# [PROVIDED DATA]
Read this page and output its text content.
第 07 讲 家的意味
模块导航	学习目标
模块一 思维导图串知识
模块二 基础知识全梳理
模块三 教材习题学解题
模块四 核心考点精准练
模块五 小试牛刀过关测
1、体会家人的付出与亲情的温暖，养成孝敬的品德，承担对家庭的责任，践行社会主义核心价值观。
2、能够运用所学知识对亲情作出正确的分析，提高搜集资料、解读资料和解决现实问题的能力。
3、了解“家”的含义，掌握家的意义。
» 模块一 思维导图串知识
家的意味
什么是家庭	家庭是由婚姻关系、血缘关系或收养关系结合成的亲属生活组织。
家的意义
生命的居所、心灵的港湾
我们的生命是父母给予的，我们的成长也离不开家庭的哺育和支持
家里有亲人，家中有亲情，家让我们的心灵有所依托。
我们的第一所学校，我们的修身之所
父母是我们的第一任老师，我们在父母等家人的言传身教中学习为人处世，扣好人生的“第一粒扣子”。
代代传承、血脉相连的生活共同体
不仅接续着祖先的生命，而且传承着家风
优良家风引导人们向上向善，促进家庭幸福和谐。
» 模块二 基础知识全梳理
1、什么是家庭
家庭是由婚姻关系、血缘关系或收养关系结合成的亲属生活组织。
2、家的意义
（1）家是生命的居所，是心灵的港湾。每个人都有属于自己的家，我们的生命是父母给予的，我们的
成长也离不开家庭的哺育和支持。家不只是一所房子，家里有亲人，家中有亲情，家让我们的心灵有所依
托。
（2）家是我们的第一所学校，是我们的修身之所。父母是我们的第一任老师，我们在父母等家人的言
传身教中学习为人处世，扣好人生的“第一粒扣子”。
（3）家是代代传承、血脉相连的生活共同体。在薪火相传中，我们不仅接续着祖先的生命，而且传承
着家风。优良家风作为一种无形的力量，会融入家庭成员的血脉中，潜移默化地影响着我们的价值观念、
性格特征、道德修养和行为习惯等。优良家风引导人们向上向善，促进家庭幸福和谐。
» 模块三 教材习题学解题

# [INSTRUCTIONS TO FOLLOW]
Return every entry verbatim.

# [EXERCISE ANSWER]
Read this page and output its text content.
第 07 讲 家的意味
模块导航	学习目标
模块一 思维导图串知识
模块二 基础知识全梳理
模块三 教材习题学解题
模块四 核心考点精准练
模块五 小试牛刀过关测
1、体会家人的付出与亲情的温暖，养成孝敬的品德，承担对家庭的责任，践行社会主义核心价值观。
2、能够运用所学知识对亲情作出正确的分析，提高搜集资料、解读资料和解决现实问题的能力。
3、了解“家”的含义，掌握家的意义。
» 模块一 思维导图串知识
家的意味
什么是家庭	家庭是由婚姻关系、血缘关系或收养关系结合成的亲属生活组织。
家的意义
生命的居所、心灵的港湾
我们的生命是父母给予的，我们的成长也离不开家庭的哺育和支持
家里有亲人，家中有亲情，家让我们的心灵有所依托。
我们的第一所学校，我们的修身之所
父母是我们的第一任老师，我们在父母等家人的言传身教中学习为人处世，扣好人生的“第一粒扣子”。
代代传承、血脉相连的生活共同体
不仅接续着祖先的生命，而且传承着家风
优良家风引导人们向上向善，促进家庭幸福和谐。
» 模块二 基础知识全梳理
1、什么是家庭
家庭是由婚姻关系、血缘关系或收养关系结合成的亲属生活组织。
2、家的意义
（1）家是生命的居所，是心灵的港湾。每个人都有属于自己的家，我们的生命是父母给予的，我们的
成长也离不开家庭的哺育和支持。家不只是一所房子，家里有亲人，家中有亲情，家让我们的心灵有所依
托。
（2）家是我们的第一所学校，是我们的修身之所。父母是我们的第一任老师，我们在父母等家人的言
传身教中学习为人处世，扣好人生的“第一粒扣子”。
（3）家是代代传承、血脉相连的生活共同体。在薪火相传中，我们不仅接续着祖先的生命，而且传承
着家风。优良家风作为一种无形的力量，会融入家庭成员的血脉中，潜移默化地影响着我们的价值观念、
性格特征、道德修养和行为习惯等。优良家风引导人们向上向善，促进家庭幸福和谐。
» 模块三 教材习题学解题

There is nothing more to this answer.